**Task**: Leave out any pictures and transcribe all other data below exactly.

[Collected data]
###
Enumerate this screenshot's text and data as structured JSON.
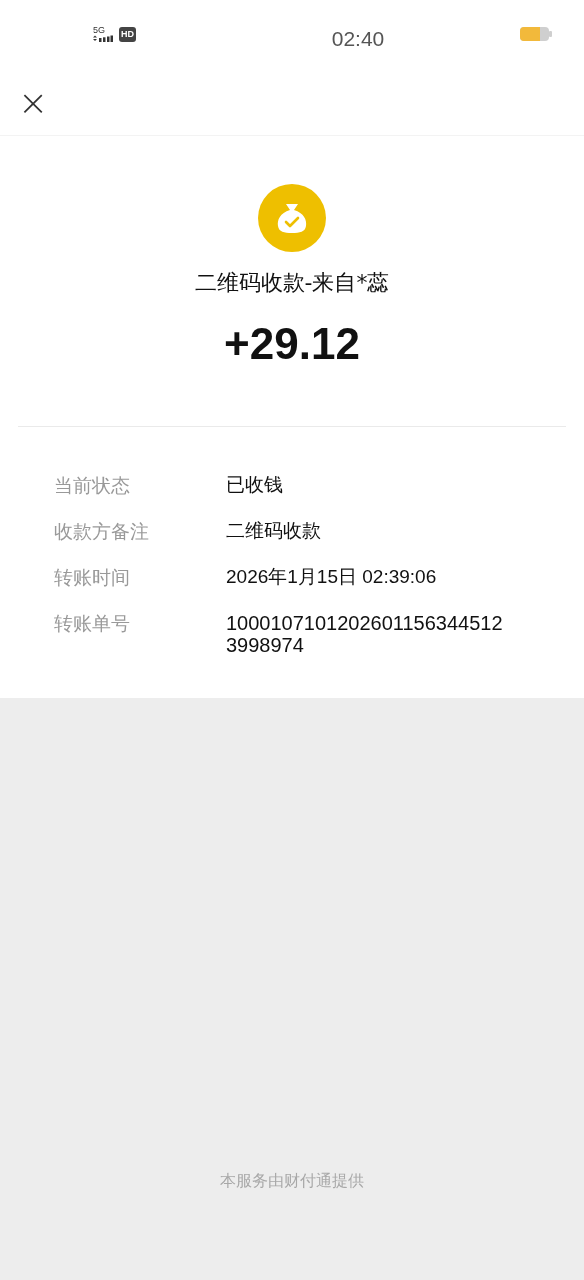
{
  "status_bar": {
    "network": "5G",
    "hd": "HD",
    "time": "02:40"
  },
  "header": {
    "close": "×"
  },
  "summary": {
    "title": "二维码收款-来自*蕊",
    "amount": "+29.12"
  },
  "details": [
    {
      "label": "当前状态",
      "value": "已收钱"
    },
    {
      "label": "收款方备注",
      "value": "二维码收款"
    },
    {
      "label": "转账时间",
      "value": "2026年1月15日 02:39:06"
    },
    {
      "label": "转账单号",
      "value": "10001071012026011563445123998974",
      "kind": "number"
    }
  ],
  "footer": "本服务由财付通提供"
}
###
**Solution to the problem**:
Enumerate this screenshot's text and data as structured JSON.
{
  "status_bar": {
    "network": "5G",
    "hd": "HD",
    "time": "02:40"
  },
  "header": {
    "close": "×"
  },
  "summary": {
    "title": "二维码收款-来自*蕊",
    "amount": "+29.12"
  },
  "details": [
    {
      "label": "当前状态",
      "value": "已收钱"
    },
    {
      "label": "收款方备注",
      "value": "二维码收款"
    },
    {
      "label": "转账时间",
      "value": "2026年1月15日 02:39:06"
    },
    {
      "label": "转账单号",
      "value": "10001071012026011563445123998974",
      "kind": "number"
    }
  ],
  "footer": "本服务由财付通提供"
}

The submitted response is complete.